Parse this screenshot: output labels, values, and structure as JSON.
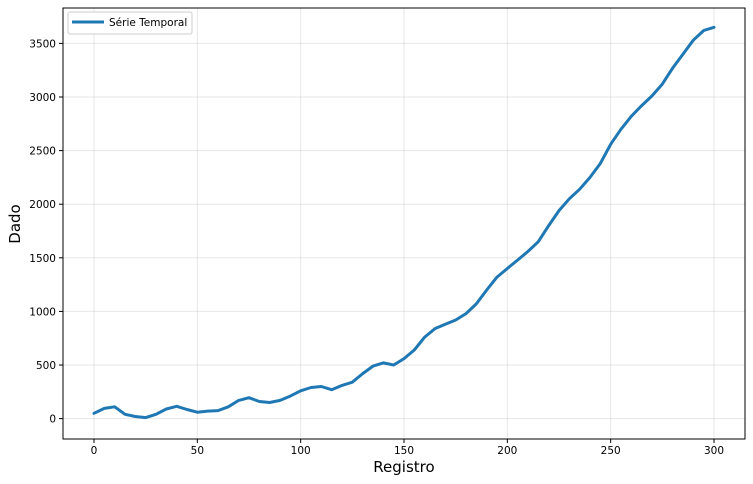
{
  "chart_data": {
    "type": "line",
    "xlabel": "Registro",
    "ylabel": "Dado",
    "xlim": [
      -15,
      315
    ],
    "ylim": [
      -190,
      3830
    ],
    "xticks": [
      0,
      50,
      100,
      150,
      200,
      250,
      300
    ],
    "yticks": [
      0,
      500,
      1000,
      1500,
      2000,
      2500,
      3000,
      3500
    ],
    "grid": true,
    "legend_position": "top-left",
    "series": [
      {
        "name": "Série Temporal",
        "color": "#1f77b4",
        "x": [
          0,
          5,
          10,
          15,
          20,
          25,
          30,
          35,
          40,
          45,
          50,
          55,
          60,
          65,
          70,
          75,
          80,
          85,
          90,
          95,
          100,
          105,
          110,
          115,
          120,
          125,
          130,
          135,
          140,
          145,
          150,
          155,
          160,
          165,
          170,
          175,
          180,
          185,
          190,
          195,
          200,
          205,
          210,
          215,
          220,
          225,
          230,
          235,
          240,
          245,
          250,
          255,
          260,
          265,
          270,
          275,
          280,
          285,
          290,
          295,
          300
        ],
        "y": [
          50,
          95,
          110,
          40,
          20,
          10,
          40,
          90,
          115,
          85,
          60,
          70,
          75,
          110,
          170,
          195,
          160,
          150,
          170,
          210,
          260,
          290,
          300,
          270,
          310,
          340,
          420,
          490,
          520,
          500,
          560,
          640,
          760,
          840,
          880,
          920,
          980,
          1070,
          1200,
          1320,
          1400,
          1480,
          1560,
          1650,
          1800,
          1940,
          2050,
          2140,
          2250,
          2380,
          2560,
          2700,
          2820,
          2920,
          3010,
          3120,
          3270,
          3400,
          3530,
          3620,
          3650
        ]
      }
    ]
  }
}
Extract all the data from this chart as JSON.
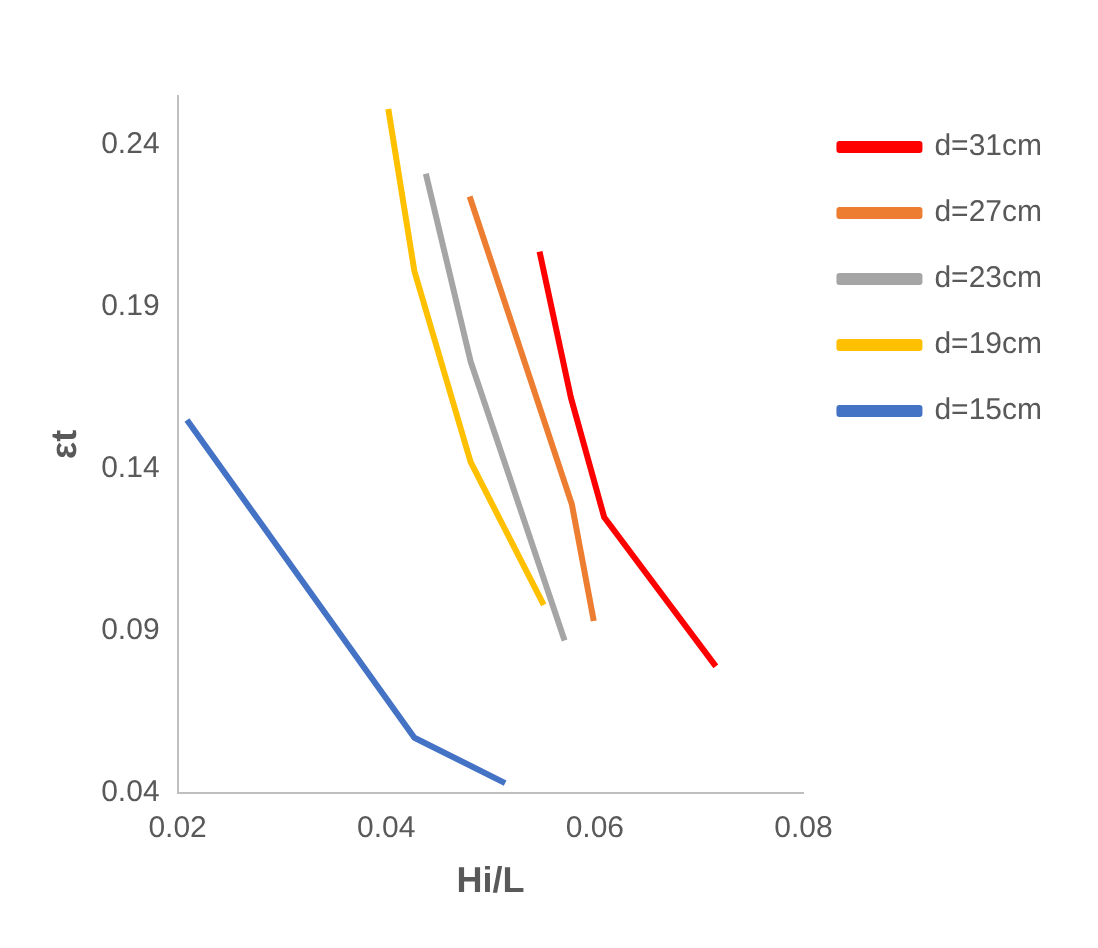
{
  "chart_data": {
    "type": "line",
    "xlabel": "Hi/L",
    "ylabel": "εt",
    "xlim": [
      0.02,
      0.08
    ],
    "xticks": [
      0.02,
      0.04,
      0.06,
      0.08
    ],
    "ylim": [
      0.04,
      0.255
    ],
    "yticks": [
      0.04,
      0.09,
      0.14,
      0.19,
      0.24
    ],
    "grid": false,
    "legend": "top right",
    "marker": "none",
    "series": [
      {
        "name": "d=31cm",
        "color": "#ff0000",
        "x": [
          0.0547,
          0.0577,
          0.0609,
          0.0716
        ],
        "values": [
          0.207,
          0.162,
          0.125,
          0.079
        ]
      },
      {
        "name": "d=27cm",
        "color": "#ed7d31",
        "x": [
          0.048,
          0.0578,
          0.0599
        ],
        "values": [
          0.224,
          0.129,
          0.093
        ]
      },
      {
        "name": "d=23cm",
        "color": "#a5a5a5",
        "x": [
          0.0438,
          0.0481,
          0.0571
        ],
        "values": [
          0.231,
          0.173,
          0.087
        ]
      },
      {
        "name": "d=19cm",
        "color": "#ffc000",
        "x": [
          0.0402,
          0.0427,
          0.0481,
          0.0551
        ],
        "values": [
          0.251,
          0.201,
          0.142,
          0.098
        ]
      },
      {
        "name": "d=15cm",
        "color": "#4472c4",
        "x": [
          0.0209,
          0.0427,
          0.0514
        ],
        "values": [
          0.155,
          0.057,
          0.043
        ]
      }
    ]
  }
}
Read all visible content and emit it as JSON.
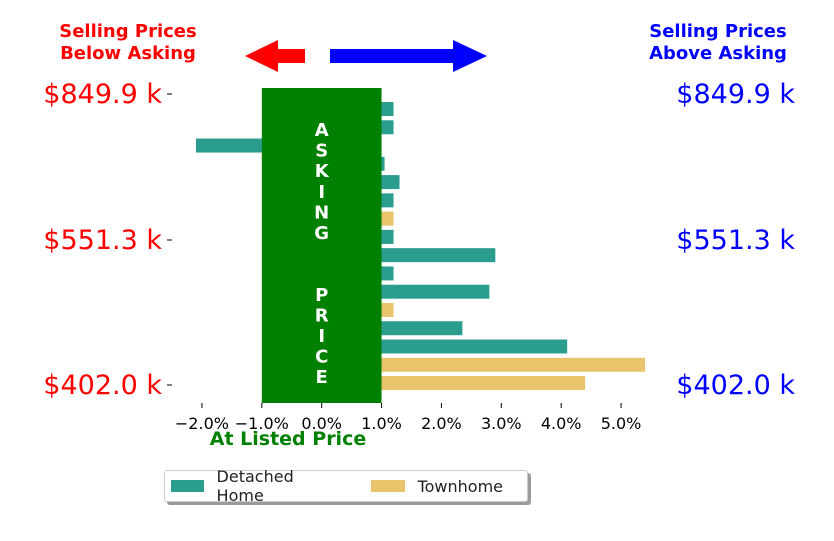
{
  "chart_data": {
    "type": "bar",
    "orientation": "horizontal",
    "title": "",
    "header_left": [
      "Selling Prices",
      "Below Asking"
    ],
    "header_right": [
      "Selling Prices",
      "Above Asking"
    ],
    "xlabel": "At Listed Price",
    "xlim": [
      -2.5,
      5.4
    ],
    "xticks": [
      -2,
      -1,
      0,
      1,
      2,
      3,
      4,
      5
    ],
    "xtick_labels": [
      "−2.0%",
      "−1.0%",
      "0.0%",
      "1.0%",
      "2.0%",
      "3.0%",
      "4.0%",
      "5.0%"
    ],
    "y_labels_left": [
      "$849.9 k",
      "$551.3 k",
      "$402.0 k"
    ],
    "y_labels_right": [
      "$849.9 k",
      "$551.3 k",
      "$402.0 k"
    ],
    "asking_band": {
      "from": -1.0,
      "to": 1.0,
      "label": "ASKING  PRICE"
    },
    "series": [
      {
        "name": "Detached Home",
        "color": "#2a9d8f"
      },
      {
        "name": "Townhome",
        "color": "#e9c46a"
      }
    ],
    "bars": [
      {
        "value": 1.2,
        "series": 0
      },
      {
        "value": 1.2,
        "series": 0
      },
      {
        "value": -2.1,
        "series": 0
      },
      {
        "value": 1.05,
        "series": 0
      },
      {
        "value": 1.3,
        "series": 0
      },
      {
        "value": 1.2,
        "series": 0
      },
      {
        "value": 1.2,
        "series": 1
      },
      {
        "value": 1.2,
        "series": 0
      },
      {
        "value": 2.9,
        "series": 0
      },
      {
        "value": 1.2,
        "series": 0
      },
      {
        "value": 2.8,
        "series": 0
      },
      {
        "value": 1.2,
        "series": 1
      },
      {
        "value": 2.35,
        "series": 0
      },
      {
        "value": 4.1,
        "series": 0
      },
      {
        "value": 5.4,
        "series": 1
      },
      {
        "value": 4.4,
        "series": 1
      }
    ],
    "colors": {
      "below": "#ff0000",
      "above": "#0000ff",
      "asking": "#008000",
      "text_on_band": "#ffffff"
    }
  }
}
---
## GIVEN TASK
Leave the pictures out, and print every line of the listing exactly as written.

## CORRECT RESULT
Parse this screenshot: output labels, values, and structure as JSON.
{
  "chart_data": {
    "type": "line",
    "xlabel": "Registro",
    "ylabel": "Dado",
    "xlim": [
      -15,
      315
    ],
    "ylim": [
      -190,
      3830
    ],
    "xticks": [
      0,
      50,
      100,
      150,
      200,
      250,
      300
    ],
    "yticks": [
      0,
      500,
      1000,
      1500,
      2000,
      2500,
      3000,
      3500
    ],
    "grid": true,
    "legend_position": "top-left",
    "series": [
      {
        "name": "Série Temporal",
        "color": "#1f77b4",
        "x": [
          0,
          5,
          10,
          15,
          20,
          25,
          30,
          35,
          40,
          45,
          50,
          55,
          60,
          65,
          70,
          75,
          80,
          85,
          90,
          95,
          100,
          105,
          110,
          115,
          120,
          125,
          130,
          135,
          140,
          145,
          150,
          155,
          160,
          165,
          170,
          175,
          180,
          185,
          190,
          195,
          200,
          205,
          210,
          215,
          220,
          225,
          230,
          235,
          240,
          245,
          250,
          255,
          260,
          265,
          270,
          275,
          280,
          285,
          290,
          295,
          300
        ],
        "y": [
          50,
          95,
          110,
          40,
          20,
          10,
          40,
          90,
          115,
          85,
          60,
          70,
          75,
          110,
          170,
          195,
          160,
          150,
          170,
          210,
          260,
          290,
          300,
          270,
          310,
          340,
          420,
          490,
          520,
          500,
          560,
          640,
          760,
          840,
          880,
          920,
          980,
          1070,
          1200,
          1320,
          1400,
          1480,
          1560,
          1650,
          1800,
          1940,
          2050,
          2140,
          2250,
          2380,
          2560,
          2700,
          2820,
          2920,
          3010,
          3120,
          3270,
          3400,
          3530,
          3620,
          3650
        ]
      }
    ]
  }
}
Extract all the data from this chart as JSON.
{
  "chart_data": {
    "type": "line",
    "xlabel": "Hi/L",
    "ylabel": "εt",
    "xlim": [
      0.02,
      0.08
    ],
    "xticks": [
      0.02,
      0.04,
      0.06,
      0.08
    ],
    "ylim": [
      0.04,
      0.255
    ],
    "yticks": [
      0.04,
      0.09,
      0.14,
      0.19,
      0.24
    ],
    "grid": false,
    "legend": "top right",
    "marker": "none",
    "series": [
      {
        "name": "d=31cm",
        "color": "#ff0000",
        "x": [
          0.0547,
          0.0577,
          0.0609,
          0.0716
        ],
        "values": [
          0.207,
          0.162,
          0.125,
          0.079
        ]
      },
      {
        "name": "d=27cm",
        "color": "#ed7d31",
        "x": [
          0.048,
          0.0578,
          0.0599
        ],
        "values": [
          0.224,
          0.129,
          0.093
        ]
      },
      {
        "name": "d=23cm",
        "color": "#a5a5a5",
        "x": [
          0.0438,
          0.0481,
          0.0571
        ],
        "values": [
          0.231,
          0.173,
          0.087
        ]
      },
      {
        "name": "d=19cm",
        "color": "#ffc000",
        "x": [
          0.0402,
          0.0427,
          0.0481,
          0.0551
        ],
        "values": [
          0.251,
          0.201,
          0.142,
          0.098
        ]
      },
      {
        "name": "d=15cm",
        "color": "#4472c4",
        "x": [
          0.0209,
          0.0427,
          0.0514
        ],
        "values": [
          0.155,
          0.057,
          0.043
        ]
      }
    ]
  }
}
Read all visible content and emit it as JSON.
{
  "chart_data": {
    "type": "bar",
    "orientation": "horizontal",
    "title": "",
    "header_left": [
      "Selling Prices",
      "Below Asking"
    ],
    "header_right": [
      "Selling Prices",
      "Above Asking"
    ],
    "xlabel": "At Listed Price",
    "xlim": [
      -2.5,
      5.4
    ],
    "xticks": [
      -2,
      -1,
      0,
      1,
      2,
      3,
      4,
      5
    ],
    "xtick_labels": [
      "−2.0%",
      "−1.0%",
      "0.0%",
      "1.0%",
      "2.0%",
      "3.0%",
      "4.0%",
      "5.0%"
    ],
    "y_labels_left": [
      "$849.9 k",
      "$551.3 k",
      "$402.0 k"
    ],
    "y_labels_right": [
      "$849.9 k",
      "$551.3 k",
      "$402.0 k"
    ],
    "asking_band": {
      "from": -1.0,
      "to": 1.0,
      "label": "ASKING  PRICE"
    },
    "series": [
      {
        "name": "Detached Home",
        "color": "#2a9d8f"
      },
      {
        "name": "Townhome",
        "color": "#e9c46a"
      }
    ],
    "bars": [
      {
        "value": 1.2,
        "series": 0
      },
      {
        "value": 1.2,
        "series": 0
      },
      {
        "value": -2.1,
        "series": 0
      },
      {
        "value": 1.05,
        "series": 0
      },
      {
        "value": 1.3,
        "series": 0
      },
      {
        "value": 1.2,
        "series": 0
      },
      {
        "value": 1.2,
        "series": 1
      },
      {
        "value": 1.2,
        "series": 0
      },
      {
        "value": 2.9,
        "series": 0
      },
      {
        "value": 1.2,
        "series": 0
      },
      {
        "value": 2.8,
        "series": 0
      },
      {
        "value": 1.2,
        "series": 1
      },
      {
        "value": 2.35,
        "series": 0
      },
      {
        "value": 4.1,
        "series": 0
      },
      {
        "value": 5.4,
        "series": 1
      },
      {
        "value": 4.4,
        "series": 1
      }
    ],
    "colors": {
      "below": "#ff0000",
      "above": "#0000ff",
      "asking": "#008000",
      "text_on_band": "#ffffff"
    }
  }
}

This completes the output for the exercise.